▶ What is asked:
Word for word, retype every entry in the listing.

Recorded data
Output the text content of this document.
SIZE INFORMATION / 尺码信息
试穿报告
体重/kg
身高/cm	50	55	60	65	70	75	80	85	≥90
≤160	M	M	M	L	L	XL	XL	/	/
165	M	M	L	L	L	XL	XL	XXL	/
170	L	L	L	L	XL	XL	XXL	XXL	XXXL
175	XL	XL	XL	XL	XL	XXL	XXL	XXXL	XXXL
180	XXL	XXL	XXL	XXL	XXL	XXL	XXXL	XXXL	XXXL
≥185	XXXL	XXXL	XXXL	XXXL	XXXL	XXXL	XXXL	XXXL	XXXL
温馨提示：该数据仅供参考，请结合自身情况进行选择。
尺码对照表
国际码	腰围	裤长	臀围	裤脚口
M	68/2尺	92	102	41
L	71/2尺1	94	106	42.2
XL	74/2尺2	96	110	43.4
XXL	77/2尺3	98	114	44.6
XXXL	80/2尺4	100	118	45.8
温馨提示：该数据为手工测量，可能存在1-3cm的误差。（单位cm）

▶ Task result:
Output the text content of this document.
SIZE INFORMATION / 尺码信息
试穿报告
体重/kg
身高/cm	50	55	60	65	70	75	80	85	≥90
≤160	M	M	M	L	L	XL	XL	/	/
165	M	M	L	L	L	XL	XL	XXL	/
170	L	L	L	L	XL	XL	XXL	XXL	XXXL
175	XL	XL	XL	XL	XL	XXL	XXL	XXXL	XXXL
180	XXL	XXL	XXL	XXL	XXL	XXL	XXXL	XXXL	XXXL
≥185	XXXL	XXXL	XXXL	XXXL	XXXL	XXXL	XXXL	XXXL	XXXL
温馨提示：该数据仅供参考，请结合自身情况进行选择。
尺码对照表
国际码	腰围	裤长	臀围	裤脚口
M	68/2尺	92	102	41
L	71/2尺1	94	106	42.2
XL	74/2尺2	96	110	43.4
XXL	77/2尺3	98	114	44.6
XXXL	80/2尺4	100	118	45.8
温馨提示：该数据为手工测量，可能存在1-3cm的误差。（单位cm）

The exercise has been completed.